_Problem to work on_
Extract the complete data exactly as given.

_Excerpts from a figure dataset_
--- --- ---
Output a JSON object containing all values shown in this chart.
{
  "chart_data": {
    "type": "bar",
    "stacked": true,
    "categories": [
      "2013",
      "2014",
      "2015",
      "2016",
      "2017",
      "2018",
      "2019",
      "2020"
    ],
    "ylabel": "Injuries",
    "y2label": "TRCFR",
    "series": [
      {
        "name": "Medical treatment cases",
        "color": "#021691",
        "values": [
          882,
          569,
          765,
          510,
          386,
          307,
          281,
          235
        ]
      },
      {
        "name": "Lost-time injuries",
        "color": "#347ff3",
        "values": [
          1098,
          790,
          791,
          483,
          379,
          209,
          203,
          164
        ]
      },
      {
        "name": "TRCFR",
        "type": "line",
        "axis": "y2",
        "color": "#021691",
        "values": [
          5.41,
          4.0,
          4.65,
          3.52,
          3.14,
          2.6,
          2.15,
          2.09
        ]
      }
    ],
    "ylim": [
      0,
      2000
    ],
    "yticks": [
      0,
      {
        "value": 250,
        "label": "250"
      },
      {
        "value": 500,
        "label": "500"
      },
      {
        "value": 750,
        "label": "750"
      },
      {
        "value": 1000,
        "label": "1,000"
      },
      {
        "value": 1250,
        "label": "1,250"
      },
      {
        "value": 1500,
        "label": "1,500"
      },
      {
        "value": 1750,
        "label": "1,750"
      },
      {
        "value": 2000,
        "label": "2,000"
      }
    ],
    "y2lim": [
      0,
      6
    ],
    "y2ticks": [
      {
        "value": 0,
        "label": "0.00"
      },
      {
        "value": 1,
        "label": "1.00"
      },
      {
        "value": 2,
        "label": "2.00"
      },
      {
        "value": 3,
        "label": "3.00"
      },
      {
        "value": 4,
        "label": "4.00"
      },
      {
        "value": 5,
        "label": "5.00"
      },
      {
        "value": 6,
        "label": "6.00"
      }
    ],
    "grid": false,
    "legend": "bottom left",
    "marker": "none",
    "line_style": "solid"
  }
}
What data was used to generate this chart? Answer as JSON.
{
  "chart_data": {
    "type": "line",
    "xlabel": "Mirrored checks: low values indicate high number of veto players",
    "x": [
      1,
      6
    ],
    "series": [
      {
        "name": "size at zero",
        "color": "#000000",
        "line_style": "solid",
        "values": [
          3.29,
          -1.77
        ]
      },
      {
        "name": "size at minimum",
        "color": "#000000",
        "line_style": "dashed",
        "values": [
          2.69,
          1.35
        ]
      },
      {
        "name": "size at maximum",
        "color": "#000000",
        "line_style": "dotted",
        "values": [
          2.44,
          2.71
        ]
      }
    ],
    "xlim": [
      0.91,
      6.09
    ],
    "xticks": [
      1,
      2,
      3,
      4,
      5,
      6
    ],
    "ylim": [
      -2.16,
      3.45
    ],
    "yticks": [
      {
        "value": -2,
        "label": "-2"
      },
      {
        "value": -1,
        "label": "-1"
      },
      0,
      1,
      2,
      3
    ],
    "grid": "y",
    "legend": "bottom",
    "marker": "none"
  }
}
--- --- ---
_Worked solution_
Output a JSON object containing all values shown in this chart.
{
  "chart_data": {
    "type": "bar",
    "stacked": true,
    "categories": [
      "2013",
      "2014",
      "2015",
      "2016",
      "2017",
      "2018",
      "2019",
      "2020"
    ],
    "ylabel": "Injuries",
    "y2label": "TRCFR",
    "series": [
      {
        "name": "Medical treatment cases",
        "color": "#021691",
        "values": [
          882,
          569,
          765,
          510,
          386,
          307,
          281,
          235
        ]
      },
      {
        "name": "Lost-time injuries",
        "color": "#347ff3",
        "values": [
          1098,
          790,
          791,
          483,
          379,
          209,
          203,
          164
        ]
      },
      {
        "name": "TRCFR",
        "type": "line",
        "axis": "y2",
        "color": "#021691",
        "values": [
          5.41,
          4.0,
          4.65,
          3.52,
          3.14,
          2.6,
          2.15,
          2.09
        ]
      }
    ],
    "ylim": [
      0,
      2000
    ],
    "yticks": [
      0,
      {
        "value": 250,
        "label": "250"
      },
      {
        "value": 500,
        "label": "500"
      },
      {
        "value": 750,
        "label": "750"
      },
      {
        "value": 1000,
        "label": "1,000"
      },
      {
        "value": 1250,
        "label": "1,250"
      },
      {
        "value": 1500,
        "label": "1,500"
      },
      {
        "value": 1750,
        "label": "1,750"
      },
      {
        "value": 2000,
        "label": "2,000"
      }
    ],
    "y2lim": [
      0,
      6
    ],
    "y2ticks": [
      {
        "value": 0,
        "label": "0.00"
      },
      {
        "value": 1,
        "label": "1.00"
      },
      {
        "value": 2,
        "label": "2.00"
      },
      {
        "value": 3,
        "label": "3.00"
      },
      {
        "value": 4,
        "label": "4.00"
      },
      {
        "value": 5,
        "label": "5.00"
      },
      {
        "value": 6,
        "label": "6.00"
      }
    ],
    "grid": false,
    "legend": "bottom left",
    "marker": "none",
    "line_style": "solid"
  }
}
What data was used to generate this chart? Answer as JSON.
{
  "chart_data": {
    "type": "line",
    "xlabel": "Mirrored checks: low values indicate high number of veto players",
    "x": [
      1,
      6
    ],
    "series": [
      {
        "name": "size at zero",
        "color": "#000000",
        "line_style": "solid",
        "values": [
          3.29,
          -1.77
        ]
      },
      {
        "name": "size at minimum",
        "color": "#000000",
        "line_style": "dashed",
        "values": [
          2.69,
          1.35
        ]
      },
      {
        "name": "size at maximum",
        "color": "#000000",
        "line_style": "dotted",
        "values": [
          2.44,
          2.71
        ]
      }
    ],
    "xlim": [
      0.91,
      6.09
    ],
    "xticks": [
      1,
      2,
      3,
      4,
      5,
      6
    ],
    "ylim": [
      -2.16,
      3.45
    ],
    "yticks": [
      {
        "value": -2,
        "label": "-2"
      },
      {
        "value": -1,
        "label": "-1"
      },
      0,
      1,
      2,
      3
    ],
    "grid": "y",
    "legend": "bottom",
    "marker": "none"
  }
}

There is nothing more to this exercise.